SUPPLIED MATERIAL:
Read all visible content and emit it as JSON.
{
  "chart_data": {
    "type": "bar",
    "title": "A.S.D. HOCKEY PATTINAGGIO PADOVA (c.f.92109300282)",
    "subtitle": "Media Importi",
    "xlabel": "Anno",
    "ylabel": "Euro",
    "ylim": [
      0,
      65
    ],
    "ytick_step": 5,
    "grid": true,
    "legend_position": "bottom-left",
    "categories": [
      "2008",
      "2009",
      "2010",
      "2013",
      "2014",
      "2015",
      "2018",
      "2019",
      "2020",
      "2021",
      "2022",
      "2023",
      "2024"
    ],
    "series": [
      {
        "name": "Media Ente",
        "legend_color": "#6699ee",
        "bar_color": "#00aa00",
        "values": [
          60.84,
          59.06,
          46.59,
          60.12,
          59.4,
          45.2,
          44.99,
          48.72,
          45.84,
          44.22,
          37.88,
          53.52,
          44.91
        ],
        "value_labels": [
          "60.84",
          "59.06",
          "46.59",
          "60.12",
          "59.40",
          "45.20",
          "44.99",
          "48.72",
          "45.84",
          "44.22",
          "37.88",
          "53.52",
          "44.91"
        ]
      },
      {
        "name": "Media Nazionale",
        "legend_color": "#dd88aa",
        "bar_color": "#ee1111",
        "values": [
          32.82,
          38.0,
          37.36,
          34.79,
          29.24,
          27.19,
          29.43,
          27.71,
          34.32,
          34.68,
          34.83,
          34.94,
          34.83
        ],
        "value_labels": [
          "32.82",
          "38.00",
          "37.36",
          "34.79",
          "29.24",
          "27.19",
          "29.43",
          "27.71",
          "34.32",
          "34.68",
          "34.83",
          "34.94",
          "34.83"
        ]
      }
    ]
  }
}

WHAT YOU WILL DO: Write every line of the material above again, exactly.

ANSWER FOR THIS EXERCISE:
Read all visible content and emit it as JSON.
{
  "chart_data": {
    "type": "bar",
    "title": "A.S.D. HOCKEY PATTINAGGIO PADOVA (c.f.92109300282)",
    "subtitle": "Media Importi",
    "xlabel": "Anno",
    "ylabel": "Euro",
    "ylim": [
      0,
      65
    ],
    "ytick_step": 5,
    "grid": true,
    "legend_position": "bottom-left",
    "categories": [
      "2008",
      "2009",
      "2010",
      "2013",
      "2014",
      "2015",
      "2018",
      "2019",
      "2020",
      "2021",
      "2022",
      "2023",
      "2024"
    ],
    "series": [
      {
        "name": "Media Ente",
        "legend_color": "#6699ee",
        "bar_color": "#00aa00",
        "values": [
          60.84,
          59.06,
          46.59,
          60.12,
          59.4,
          45.2,
          44.99,
          48.72,
          45.84,
          44.22,
          37.88,
          53.52,
          44.91
        ],
        "value_labels": [
          "60.84",
          "59.06",
          "46.59",
          "60.12",
          "59.40",
          "45.20",
          "44.99",
          "48.72",
          "45.84",
          "44.22",
          "37.88",
          "53.52",
          "44.91"
        ]
      },
      {
        "name": "Media Nazionale",
        "legend_color": "#dd88aa",
        "bar_color": "#ee1111",
        "values": [
          32.82,
          38.0,
          37.36,
          34.79,
          29.24,
          27.19,
          29.43,
          27.71,
          34.32,
          34.68,
          34.83,
          34.94,
          34.83
        ],
        "value_labels": [
          "32.82",
          "38.00",
          "37.36",
          "34.79",
          "29.24",
          "27.19",
          "29.43",
          "27.71",
          "34.32",
          "34.68",
          "34.83",
          "34.94",
          "34.83"
        ]
      }
    ]
  }
}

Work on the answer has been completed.